#### TO DO
Type every record exactly as it appears.

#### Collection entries
---------------
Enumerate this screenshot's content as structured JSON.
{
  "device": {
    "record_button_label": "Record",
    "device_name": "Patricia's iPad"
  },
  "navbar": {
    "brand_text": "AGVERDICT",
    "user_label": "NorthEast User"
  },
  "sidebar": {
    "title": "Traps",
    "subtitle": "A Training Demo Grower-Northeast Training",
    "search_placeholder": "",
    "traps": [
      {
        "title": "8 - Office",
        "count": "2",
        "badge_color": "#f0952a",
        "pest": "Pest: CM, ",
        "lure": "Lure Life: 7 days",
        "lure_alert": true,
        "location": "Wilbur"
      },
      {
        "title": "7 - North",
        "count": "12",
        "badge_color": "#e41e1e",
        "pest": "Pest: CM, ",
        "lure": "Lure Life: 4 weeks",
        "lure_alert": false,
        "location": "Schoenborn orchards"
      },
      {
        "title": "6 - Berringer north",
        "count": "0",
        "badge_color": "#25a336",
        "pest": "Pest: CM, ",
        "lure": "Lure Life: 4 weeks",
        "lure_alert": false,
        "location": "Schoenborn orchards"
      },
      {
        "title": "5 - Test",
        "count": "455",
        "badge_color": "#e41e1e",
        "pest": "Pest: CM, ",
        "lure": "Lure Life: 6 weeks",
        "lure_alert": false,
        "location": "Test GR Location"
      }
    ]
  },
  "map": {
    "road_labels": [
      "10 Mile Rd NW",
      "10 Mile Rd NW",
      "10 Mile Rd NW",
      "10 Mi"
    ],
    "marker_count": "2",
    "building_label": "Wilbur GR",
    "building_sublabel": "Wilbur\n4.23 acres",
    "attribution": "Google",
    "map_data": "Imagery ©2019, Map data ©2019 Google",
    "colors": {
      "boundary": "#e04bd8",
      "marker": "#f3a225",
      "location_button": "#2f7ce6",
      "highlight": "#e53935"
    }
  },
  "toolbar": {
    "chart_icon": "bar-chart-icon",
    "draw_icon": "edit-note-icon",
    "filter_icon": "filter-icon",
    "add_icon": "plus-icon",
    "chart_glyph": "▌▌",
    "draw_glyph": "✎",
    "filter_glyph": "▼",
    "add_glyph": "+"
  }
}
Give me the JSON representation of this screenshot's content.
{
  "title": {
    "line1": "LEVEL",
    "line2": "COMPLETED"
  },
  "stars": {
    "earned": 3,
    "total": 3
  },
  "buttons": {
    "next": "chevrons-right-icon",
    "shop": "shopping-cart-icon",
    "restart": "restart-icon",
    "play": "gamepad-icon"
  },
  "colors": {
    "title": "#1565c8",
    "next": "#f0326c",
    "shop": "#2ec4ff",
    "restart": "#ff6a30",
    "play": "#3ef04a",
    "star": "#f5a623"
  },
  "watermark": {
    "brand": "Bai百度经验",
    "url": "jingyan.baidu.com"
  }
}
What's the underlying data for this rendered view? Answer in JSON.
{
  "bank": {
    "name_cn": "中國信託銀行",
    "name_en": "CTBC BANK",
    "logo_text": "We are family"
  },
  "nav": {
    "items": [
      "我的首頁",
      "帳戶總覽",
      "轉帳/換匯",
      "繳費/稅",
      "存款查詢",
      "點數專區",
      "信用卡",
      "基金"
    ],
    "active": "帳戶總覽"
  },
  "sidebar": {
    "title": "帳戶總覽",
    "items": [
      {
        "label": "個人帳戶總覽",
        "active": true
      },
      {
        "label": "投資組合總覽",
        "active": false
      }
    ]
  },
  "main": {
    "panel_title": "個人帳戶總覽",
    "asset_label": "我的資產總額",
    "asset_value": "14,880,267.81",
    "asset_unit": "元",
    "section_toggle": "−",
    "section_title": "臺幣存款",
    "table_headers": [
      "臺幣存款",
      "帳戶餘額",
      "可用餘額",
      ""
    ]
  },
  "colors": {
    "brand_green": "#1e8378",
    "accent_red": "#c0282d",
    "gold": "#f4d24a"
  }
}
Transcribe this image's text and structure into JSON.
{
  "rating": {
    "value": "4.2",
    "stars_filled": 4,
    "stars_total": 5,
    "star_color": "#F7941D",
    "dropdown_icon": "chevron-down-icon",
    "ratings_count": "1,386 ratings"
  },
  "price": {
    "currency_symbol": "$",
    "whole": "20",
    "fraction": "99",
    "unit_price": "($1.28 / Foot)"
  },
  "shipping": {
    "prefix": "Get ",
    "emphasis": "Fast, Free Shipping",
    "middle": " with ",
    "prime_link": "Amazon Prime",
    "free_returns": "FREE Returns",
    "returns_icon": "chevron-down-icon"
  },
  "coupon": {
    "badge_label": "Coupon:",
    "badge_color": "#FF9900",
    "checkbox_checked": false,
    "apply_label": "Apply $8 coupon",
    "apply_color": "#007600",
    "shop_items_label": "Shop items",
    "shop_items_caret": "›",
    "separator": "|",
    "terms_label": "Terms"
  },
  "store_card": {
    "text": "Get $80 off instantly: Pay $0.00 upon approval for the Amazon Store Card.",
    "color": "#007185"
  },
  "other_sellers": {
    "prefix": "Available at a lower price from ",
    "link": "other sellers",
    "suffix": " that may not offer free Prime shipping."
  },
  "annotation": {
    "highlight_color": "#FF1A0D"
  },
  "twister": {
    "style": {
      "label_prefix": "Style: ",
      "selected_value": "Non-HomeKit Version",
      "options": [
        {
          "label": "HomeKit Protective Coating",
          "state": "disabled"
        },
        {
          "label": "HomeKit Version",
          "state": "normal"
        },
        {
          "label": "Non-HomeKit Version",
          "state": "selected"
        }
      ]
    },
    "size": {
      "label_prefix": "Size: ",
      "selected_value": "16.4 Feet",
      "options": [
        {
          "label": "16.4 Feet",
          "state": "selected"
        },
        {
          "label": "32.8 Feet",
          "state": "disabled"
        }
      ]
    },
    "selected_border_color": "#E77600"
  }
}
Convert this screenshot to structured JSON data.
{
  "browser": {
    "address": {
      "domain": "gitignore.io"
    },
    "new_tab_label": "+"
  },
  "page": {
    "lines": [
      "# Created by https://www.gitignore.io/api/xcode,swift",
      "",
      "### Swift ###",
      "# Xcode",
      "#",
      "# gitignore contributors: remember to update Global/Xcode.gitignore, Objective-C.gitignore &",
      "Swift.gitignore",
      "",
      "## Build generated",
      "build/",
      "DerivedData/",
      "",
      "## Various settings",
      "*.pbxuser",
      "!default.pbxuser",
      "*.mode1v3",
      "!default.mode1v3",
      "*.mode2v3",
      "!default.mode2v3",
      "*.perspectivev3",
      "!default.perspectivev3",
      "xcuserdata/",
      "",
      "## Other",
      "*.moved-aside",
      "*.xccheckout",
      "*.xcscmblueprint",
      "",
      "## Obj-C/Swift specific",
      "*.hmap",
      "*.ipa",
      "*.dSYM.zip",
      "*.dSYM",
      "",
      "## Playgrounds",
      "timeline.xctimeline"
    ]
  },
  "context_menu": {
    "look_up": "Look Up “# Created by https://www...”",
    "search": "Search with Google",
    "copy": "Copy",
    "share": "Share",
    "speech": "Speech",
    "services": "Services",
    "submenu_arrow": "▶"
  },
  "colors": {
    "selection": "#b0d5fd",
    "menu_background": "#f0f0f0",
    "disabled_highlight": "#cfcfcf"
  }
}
---------------
#### CORRECT RESULT
Enumerate this screenshot's content as structured JSON.
{
  "device": {
    "record_button_label": "Record",
    "device_name": "Patricia's iPad"
  },
  "navbar": {
    "brand_text": "AGVERDICT",
    "user_label": "NorthEast User"
  },
  "sidebar": {
    "title": "Traps",
    "subtitle": "A Training Demo Grower-Northeast Training",
    "search_placeholder": "",
    "traps": [
      {
        "title": "8 - Office",
        "count": "2",
        "badge_color": "#f0952a",
        "pest": "Pest: CM, ",
        "lure": "Lure Life: 7 days",
        "lure_alert": true,
        "location": "Wilbur"
      },
      {
        "title": "7 - North",
        "count": "12",
        "badge_color": "#e41e1e",
        "pest": "Pest: CM, ",
        "lure": "Lure Life: 4 weeks",
        "lure_alert": false,
        "location": "Schoenborn orchards"
      },
      {
        "title": "6 - Berringer north",
        "count": "0",
        "badge_color": "#25a336",
        "pest": "Pest: CM, ",
        "lure": "Lure Life: 4 weeks",
        "lure_alert": false,
        "location": "Schoenborn orchards"
      },
      {
        "title": "5 - Test",
        "count": "455",
        "badge_color": "#e41e1e",
        "pest": "Pest: CM, ",
        "lure": "Lure Life: 6 weeks",
        "lure_alert": false,
        "location": "Test GR Location"
      }
    ]
  },
  "map": {
    "road_labels": [
      "10 Mile Rd NW",
      "10 Mile Rd NW",
      "10 Mile Rd NW",
      "10 Mi"
    ],
    "marker_count": "2",
    "building_label": "Wilbur GR",
    "building_sublabel": "Wilbur\n4.23 acres",
    "attribution": "Google",
    "map_data": "Imagery ©2019, Map data ©2019 Google",
    "colors": {
      "boundary": "#e04bd8",
      "marker": "#f3a225",
      "location_button": "#2f7ce6",
      "highlight": "#e53935"
    }
  },
  "toolbar": {
    "chart_icon": "bar-chart-icon",
    "draw_icon": "edit-note-icon",
    "filter_icon": "filter-icon",
    "add_icon": "plus-icon",
    "chart_glyph": "▌▌",
    "draw_glyph": "✎",
    "filter_glyph": "▼",
    "add_glyph": "+"
  }
}
Give me the JSON representation of this screenshot's content.
{
  "title": {
    "line1": "LEVEL",
    "line2": "COMPLETED"
  },
  "stars": {
    "earned": 3,
    "total": 3
  },
  "buttons": {
    "next": "chevrons-right-icon",
    "shop": "shopping-cart-icon",
    "restart": "restart-icon",
    "play": "gamepad-icon"
  },
  "colors": {
    "title": "#1565c8",
    "next": "#f0326c",
    "shop": "#2ec4ff",
    "restart": "#ff6a30",
    "play": "#3ef04a",
    "star": "#f5a623"
  },
  "watermark": {
    "brand": "Bai百度经验",
    "url": "jingyan.baidu.com"
  }
}
What's the underlying data for this rendered view? Answer in JSON.
{
  "bank": {
    "name_cn": "中國信託銀行",
    "name_en": "CTBC BANK",
    "logo_text": "We are family"
  },
  "nav": {
    "items": [
      "我的首頁",
      "帳戶總覽",
      "轉帳/換匯",
      "繳費/稅",
      "存款查詢",
      "點數專區",
      "信用卡",
      "基金"
    ],
    "active": "帳戶總覽"
  },
  "sidebar": {
    "title": "帳戶總覽",
    "items": [
      {
        "label": "個人帳戶總覽",
        "active": true
      },
      {
        "label": "投資組合總覽",
        "active": false
      }
    ]
  },
  "main": {
    "panel_title": "個人帳戶總覽",
    "asset_label": "我的資產總額",
    "asset_value": "14,880,267.81",
    "asset_unit": "元",
    "section_toggle": "−",
    "section_title": "臺幣存款",
    "table_headers": [
      "臺幣存款",
      "帳戶餘額",
      "可用餘額",
      ""
    ]
  },
  "colors": {
    "brand_green": "#1e8378",
    "accent_red": "#c0282d",
    "gold": "#f4d24a"
  }
}
Transcribe this image's text and structure into JSON.
{
  "rating": {
    "value": "4.2",
    "stars_filled": 4,
    "stars_total": 5,
    "star_color": "#F7941D",
    "dropdown_icon": "chevron-down-icon",
    "ratings_count": "1,386 ratings"
  },
  "price": {
    "currency_symbol": "$",
    "whole": "20",
    "fraction": "99",
    "unit_price": "($1.28 / Foot)"
  },
  "shipping": {
    "prefix": "Get ",
    "emphasis": "Fast, Free Shipping",
    "middle": " with ",
    "prime_link": "Amazon Prime",
    "free_returns": "FREE Returns",
    "returns_icon": "chevron-down-icon"
  },
  "coupon": {
    "badge_label": "Coupon:",
    "badge_color": "#FF9900",
    "checkbox_checked": false,
    "apply_label": "Apply $8 coupon",
    "apply_color": "#007600",
    "shop_items_label": "Shop items",
    "shop_items_caret": "›",
    "separator": "|",
    "terms_label": "Terms"
  },
  "store_card": {
    "text": "Get $80 off instantly: Pay $0.00 upon approval for the Amazon Store Card.",
    "color": "#007185"
  },
  "other_sellers": {
    "prefix": "Available at a lower price from ",
    "link": "other sellers",
    "suffix": " that may not offer free Prime shipping."
  },
  "annotation": {
    "highlight_color": "#FF1A0D"
  },
  "twister": {
    "style": {
      "label_prefix": "Style: ",
      "selected_value": "Non-HomeKit Version",
      "options": [
        {
          "label": "HomeKit Protective Coating",
          "state": "disabled"
        },
        {
          "label": "HomeKit Version",
          "state": "normal"
        },
        {
          "label": "Non-HomeKit Version",
          "state": "selected"
        }
      ]
    },
    "size": {
      "label_prefix": "Size: ",
      "selected_value": "16.4 Feet",
      "options": [
        {
          "label": "16.4 Feet",
          "state": "selected"
        },
        {
          "label": "32.8 Feet",
          "state": "disabled"
        }
      ]
    },
    "selected_border_color": "#E77600"
  }
}
Convert this screenshot to structured JSON data.
{
  "browser": {
    "address": {
      "domain": "gitignore.io"
    },
    "new_tab_label": "+"
  },
  "page": {
    "lines": [
      "# Created by https://www.gitignore.io/api/xcode,swift",
      "",
      "### Swift ###",
      "# Xcode",
      "#",
      "# gitignore contributors: remember to update Global/Xcode.gitignore, Objective-C.gitignore &",
      "Swift.gitignore",
      "",
      "## Build generated",
      "build/",
      "DerivedData/",
      "",
      "## Various settings",
      "*.pbxuser",
      "!default.pbxuser",
      "*.mode1v3",
      "!default.mode1v3",
      "*.mode2v3",
      "!default.mode2v3",
      "*.perspectivev3",
      "!default.perspectivev3",
      "xcuserdata/",
      "",
      "## Other",
      "*.moved-aside",
      "*.xccheckout",
      "*.xcscmblueprint",
      "",
      "## Obj-C/Swift specific",
      "*.hmap",
      "*.ipa",
      "*.dSYM.zip",
      "*.dSYM",
      "",
      "## Playgrounds",
      "timeline.xctimeline"
    ]
  },
  "context_menu": {
    "look_up": "Look Up “# Created by https://www...”",
    "search": "Search with Google",
    "copy": "Copy",
    "share": "Share",
    "speech": "Speech",
    "services": "Services",
    "submenu_arrow": "▶"
  },
  "colors": {
    "selection": "#b0d5fd",
    "menu_background": "#f0f0f0",
    "disabled_highlight": "#cfcfcf"
  }
}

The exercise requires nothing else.